==== GIVEN ENTRIES ====
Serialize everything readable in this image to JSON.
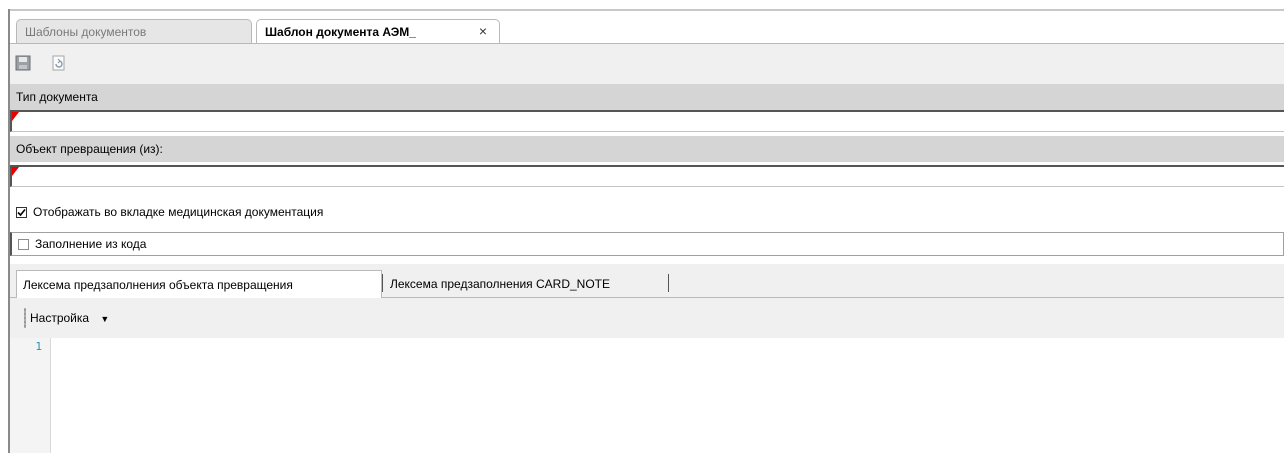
{
  "tabs": [
    {
      "label": "Шаблоны документов",
      "active": false
    },
    {
      "label": "Шаблон документа АЭМ_",
      "active": true,
      "close": "×"
    }
  ],
  "toolbar": {
    "icons": [
      "save-icon",
      "refresh-icon"
    ]
  },
  "fields": {
    "doc_type_label": "Тип документа",
    "doc_type_value": "",
    "transform_object_label": "Объект превращения (из):",
    "transform_object_value": ""
  },
  "checkboxes": {
    "show_in_medical_docs": {
      "label": "Отображать во вкладке медицинская документация",
      "checked": true
    },
    "fill_from_code": {
      "label": "Заполнение из кода",
      "checked": false
    }
  },
  "inner_tabs": [
    {
      "label": "Лексема предзаполнения объекта превращения",
      "active": true
    },
    {
      "label": "Лексема предзаполнения CARD_NOTE",
      "active": false
    }
  ],
  "editor": {
    "settings_label": "Настройка",
    "line_numbers": [
      "1"
    ]
  },
  "colors": {
    "required_marker": "#e60000",
    "band": "#d5d5d5",
    "line_number": "#2b91af"
  }
}
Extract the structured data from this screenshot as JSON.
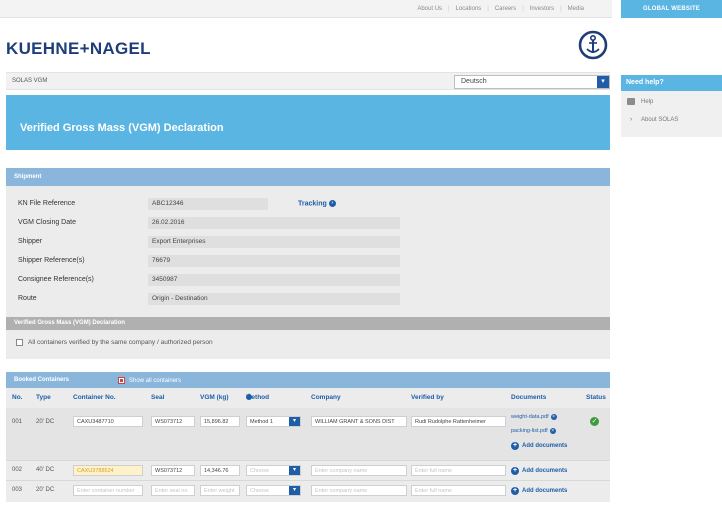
{
  "top_links": [
    "About Us",
    "Locations",
    "Careers",
    "Investors",
    "Media"
  ],
  "global_website": "GLOBAL WEBSITE",
  "brand": "KUEHNE+NAGEL",
  "breadcrumb": "SOLAS VGM",
  "language": {
    "selected": "Deutsch"
  },
  "banner_title": "Verified Gross Mass (VGM) Declaration",
  "sidebar": {
    "title": "Need help?",
    "items": [
      {
        "label": "Help",
        "icon": "book-icon"
      },
      {
        "label": "About SOLAS",
        "icon": "chevron-right-icon"
      }
    ]
  },
  "shipment": {
    "title": "Shipment",
    "fields": [
      {
        "label": "KN File Reference",
        "value": "ABC12346"
      },
      {
        "label": "VGM Closing Date",
        "value": "26.02.2016"
      },
      {
        "label": "Shipper",
        "value": "Export Enterprises"
      },
      {
        "label": "Shipper Reference(s)",
        "value": "76679"
      },
      {
        "label": "Consignee Reference(s)",
        "value": "3450987"
      },
      {
        "label": "Route",
        "value": "Origin - Destination"
      }
    ],
    "tracking_label": "Tracking",
    "vgm_section_title": "Verified Gross Mass (VGM) Declaration",
    "same_company_label": "All containers verified by the same company / authorized person"
  },
  "booked": {
    "title": "Booked Containers",
    "show_all": "Show all containers",
    "columns": [
      "No.",
      "Type",
      "Container No.",
      "Seal",
      "VGM (kg)",
      "Method",
      "Company",
      "Verified by",
      "Documents",
      "Status"
    ],
    "rows": [
      {
        "no": "001",
        "type": "20' DC",
        "container": "CAXU3487710",
        "seal": "WS073712",
        "vgm": "15,896.82",
        "method": "Method 1",
        "company": "WILLIAM GRANT & SONS DIST",
        "verified_by": "Rudi Rudolphe Rattenheimer",
        "documents": [
          "weight-data.pdf",
          "packing-list.pdf"
        ],
        "add_docs": "Add documents",
        "status": "verified"
      },
      {
        "no": "002",
        "type": "40' DC",
        "container": "CAXU3788524",
        "seal": "WS073712",
        "vgm": "14,346.76",
        "method_placeholder": "Choose",
        "company_placeholder": "Enter company name",
        "verified_placeholder": "Enter full name",
        "add_docs": "Add documents"
      },
      {
        "no": "003",
        "type": "20' DC",
        "container_placeholder": "Enter container number",
        "seal_placeholder": "Enter seal no",
        "vgm_placeholder": "Enter weight",
        "method_placeholder": "Choose",
        "company_placeholder": "Enter company name",
        "verified_placeholder": "Enter full name",
        "add_docs": "Add documents"
      }
    ]
  },
  "colors": {
    "accent": "#5bb5e3",
    "panel_head": "#8ab6dc",
    "link": "#1f5da8",
    "brand": "#1f3d7a",
    "ok": "#3e9a3c"
  }
}
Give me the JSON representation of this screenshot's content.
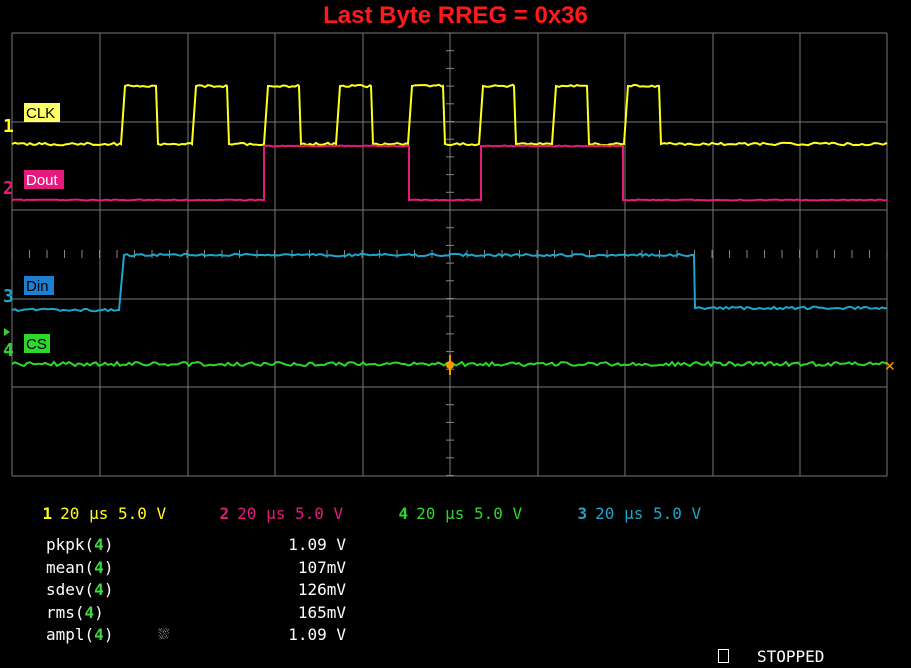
{
  "title": "Last Byte RREG = 0x36",
  "channels": [
    {
      "num": "1",
      "label": "CLK",
      "color": "#ffff1a",
      "label_bg": "#ffff66",
      "label_fg": "#000000",
      "setting": "20 µs 5.0 V"
    },
    {
      "num": "2",
      "label": "Dout",
      "color": "#e6197d",
      "label_bg": "#e6197d",
      "label_fg": "#ffffff",
      "setting": "20 µs 5.0 V"
    },
    {
      "num": "4",
      "label": "CS",
      "color": "#2ed62e",
      "label_bg": "#2ed62e",
      "label_fg": "#000000",
      "setting": "20 µs 5.0 V"
    },
    {
      "num": "3",
      "label": "Din",
      "color": "#1ea6c8",
      "label_bg": "#1e7fd0",
      "label_fg": "#000000",
      "setting": "20 µs 5.0 V"
    }
  ],
  "measurements": [
    {
      "name": "pkpk(",
      "ch": "4",
      "close": ")",
      "value": "1.09 V",
      "extra": ""
    },
    {
      "name": "mean(",
      "ch": "4",
      "close": ")",
      "value": "107mV",
      "extra": ""
    },
    {
      "name": "sdev(",
      "ch": "4",
      "close": ")",
      "value": "126mV",
      "extra": ""
    },
    {
      "name": "rms(",
      "ch": "4",
      "close": ")",
      "value": "165mV",
      "extra": ""
    },
    {
      "name": "ampl(",
      "ch": "4",
      "close": ")",
      "value": "1.09 V",
      "extra": "⛆"
    }
  ],
  "status": "STOPPED",
  "trigger_marker_color": "#ff9900"
}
====
** GIVEN EXERCISE **
Reproduce the entries exactly. Do not carry over any picture.

** FINISHED TASK **
Serialize everything readable in this image to JSON.
{
  "tabs": [
    {
      "label": "Шаблоны документов",
      "active": false
    },
    {
      "label": "Шаблон документа АЭМ_",
      "active": true,
      "close": "×"
    }
  ],
  "toolbar": {
    "icons": [
      "save-icon",
      "refresh-icon"
    ]
  },
  "fields": {
    "doc_type_label": "Тип документа",
    "doc_type_value": "",
    "transform_object_label": "Объект превращения (из):",
    "transform_object_value": ""
  },
  "checkboxes": {
    "show_in_medical_docs": {
      "label": "Отображать во вкладке медицинская документация",
      "checked": true
    },
    "fill_from_code": {
      "label": "Заполнение из кода",
      "checked": false
    }
  },
  "inner_tabs": [
    {
      "label": "Лексема предзаполнения объекта превращения",
      "active": true
    },
    {
      "label": "Лексема предзаполнения CARD_NOTE",
      "active": false
    }
  ],
  "editor": {
    "settings_label": "Настройка",
    "line_numbers": [
      "1"
    ]
  },
  "colors": {
    "required_marker": "#e60000",
    "band": "#d5d5d5",
    "line_number": "#2b91af"
  }
}
Extract the structured data from this screenshot as JSON.
{
  "top_links": [
    "About Us",
    "Locations",
    "Careers",
    "Investors",
    "Media"
  ],
  "global_website": "GLOBAL WEBSITE",
  "brand": "KUEHNE+NAGEL",
  "breadcrumb": "SOLAS VGM",
  "language": {
    "selected": "Deutsch"
  },
  "banner_title": "Verified Gross Mass (VGM) Declaration",
  "sidebar": {
    "title": "Need help?",
    "items": [
      {
        "label": "Help",
        "icon": "book-icon"
      },
      {
        "label": "About SOLAS",
        "icon": "chevron-right-icon"
      }
    ]
  },
  "shipment": {
    "title": "Shipment",
    "fields": [
      {
        "label": "KN File Reference",
        "value": "ABC12346"
      },
      {
        "label": "VGM Closing Date",
        "value": "26.02.2016"
      },
      {
        "label": "Shipper",
        "value": "Export Enterprises"
      },
      {
        "label": "Shipper Reference(s)",
        "value": "76679"
      },
      {
        "label": "Consignee Reference(s)",
        "value": "3450987"
      },
      {
        "label": "Route",
        "value": "Origin - Destination"
      }
    ],
    "tracking_label": "Tracking",
    "vgm_section_title": "Verified Gross Mass (VGM) Declaration",
    "same_company_label": "All containers verified by the same company / authorized person"
  },
  "booked": {
    "title": "Booked Containers",
    "show_all": "Show all containers",
    "columns": [
      "No.",
      "Type",
      "Container No.",
      "Seal",
      "VGM (kg)",
      "Method",
      "Company",
      "Verified by",
      "Documents",
      "Status"
    ],
    "rows": [
      {
        "no": "001",
        "type": "20' DC",
        "container": "CAXU3487710",
        "seal": "WS073712",
        "vgm": "15,896.82",
        "method": "Method 1",
        "company": "WILLIAM GRANT & SONS DIST",
        "verified_by": "Rudi Rudolphe Rattenheimer",
        "documents": [
          "weight-data.pdf",
          "packing-list.pdf"
        ],
        "add_docs": "Add documents",
        "status": "verified"
      },
      {
        "no": "002",
        "type": "40' DC",
        "container": "CAXU3788524",
        "seal": "WS073712",
        "vgm": "14,346.76",
        "method_placeholder": "Choose",
        "company_placeholder": "Enter company name",
        "verified_placeholder": "Enter full name",
        "add_docs": "Add documents"
      },
      {
        "no": "003",
        "type": "20' DC",
        "container_placeholder": "Enter container number",
        "seal_placeholder": "Enter seal no",
        "vgm_placeholder": "Enter weight",
        "method_placeholder": "Choose",
        "company_placeholder": "Enter company name",
        "verified_placeholder": "Enter full name",
        "add_docs": "Add documents"
      }
    ]
  },
  "colors": {
    "accent": "#5bb5e3",
    "panel_head": "#8ab6dc",
    "link": "#1f5da8",
    "brand": "#1f3d7a",
    "ok": "#3e9a3c"
  }
}
Give me the JSON representation of this screenshot's content.
{
  "title": "Last Byte RREG = 0x36",
  "channels": [
    {
      "num": "1",
      "label": "CLK",
      "color": "#ffff1a",
      "label_bg": "#ffff66",
      "label_fg": "#000000",
      "setting": "20 µs 5.0 V"
    },
    {
      "num": "2",
      "label": "Dout",
      "color": "#e6197d",
      "label_bg": "#e6197d",
      "label_fg": "#ffffff",
      "setting": "20 µs 5.0 V"
    },
    {
      "num": "4",
      "label": "CS",
      "color": "#2ed62e",
      "label_bg": "#2ed62e",
      "label_fg": "#000000",
      "setting": "20 µs 5.0 V"
    },
    {
      "num": "3",
      "label": "Din",
      "color": "#1ea6c8",
      "label_bg": "#1e7fd0",
      "label_fg": "#000000",
      "setting": "20 µs 5.0 V"
    }
  ],
  "measurements": [
    {
      "name": "pkpk(",
      "ch": "4",
      "close": ")",
      "value": "1.09 V",
      "extra": ""
    },
    {
      "name": "mean(",
      "ch": "4",
      "close": ")",
      "value": "107mV",
      "extra": ""
    },
    {
      "name": "sdev(",
      "ch": "4",
      "close": ")",
      "value": "126mV",
      "extra": ""
    },
    {
      "name": "rms(",
      "ch": "4",
      "close": ")",
      "value": "165mV",
      "extra": ""
    },
    {
      "name": "ampl(",
      "ch": "4",
      "close": ")",
      "value": "1.09 V",
      "extra": "⛆"
    }
  ],
  "status": "STOPPED",
  "trigger_marker_color": "#ff9900"
}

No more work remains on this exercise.